# STATED GOAL:
All of the data that follows should be retyped exactly, please, except the pictures.

# DATA SHOWN:

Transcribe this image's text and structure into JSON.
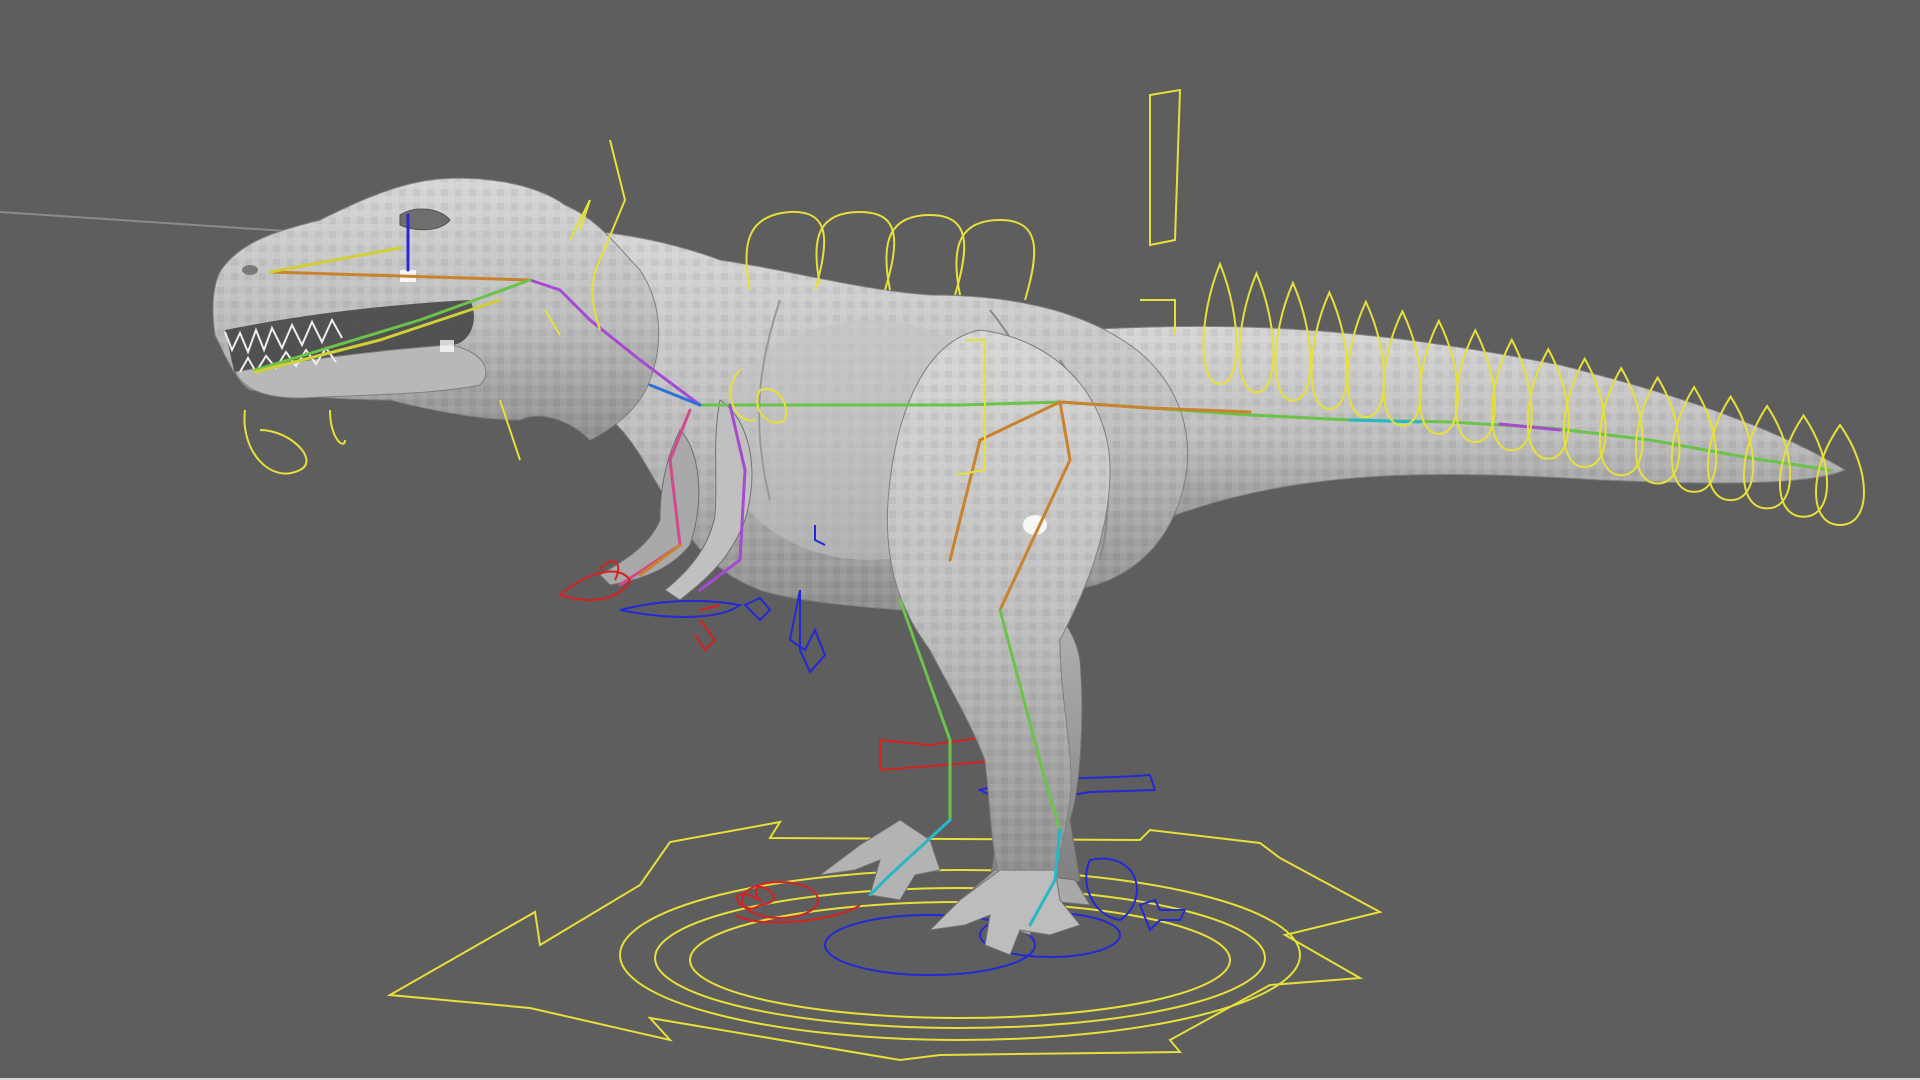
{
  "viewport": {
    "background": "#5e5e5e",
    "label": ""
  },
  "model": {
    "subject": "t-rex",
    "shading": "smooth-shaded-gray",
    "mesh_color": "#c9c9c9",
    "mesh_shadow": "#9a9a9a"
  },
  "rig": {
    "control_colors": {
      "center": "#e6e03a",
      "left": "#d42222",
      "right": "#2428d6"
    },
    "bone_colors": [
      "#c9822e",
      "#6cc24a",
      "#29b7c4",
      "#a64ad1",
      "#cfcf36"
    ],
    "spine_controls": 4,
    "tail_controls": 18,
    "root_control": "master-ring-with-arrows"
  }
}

# PROBLEM SOLUTION:
Transcribe this image's text and structure into JSON.
{
  "viewport": {
    "background": "#5e5e5e",
    "label": ""
  },
  "model": {
    "subject": "t-rex",
    "shading": "smooth-shaded-gray",
    "mesh_color": "#c9c9c9",
    "mesh_shadow": "#9a9a9a"
  },
  "rig": {
    "control_colors": {
      "center": "#e6e03a",
      "left": "#d42222",
      "right": "#2428d6"
    },
    "bone_colors": [
      "#c9822e",
      "#6cc24a",
      "#29b7c4",
      "#a64ad1",
      "#cfcf36"
    ],
    "spine_controls": 4,
    "tail_controls": 18,
    "root_control": "master-ring-with-arrows"
  }
}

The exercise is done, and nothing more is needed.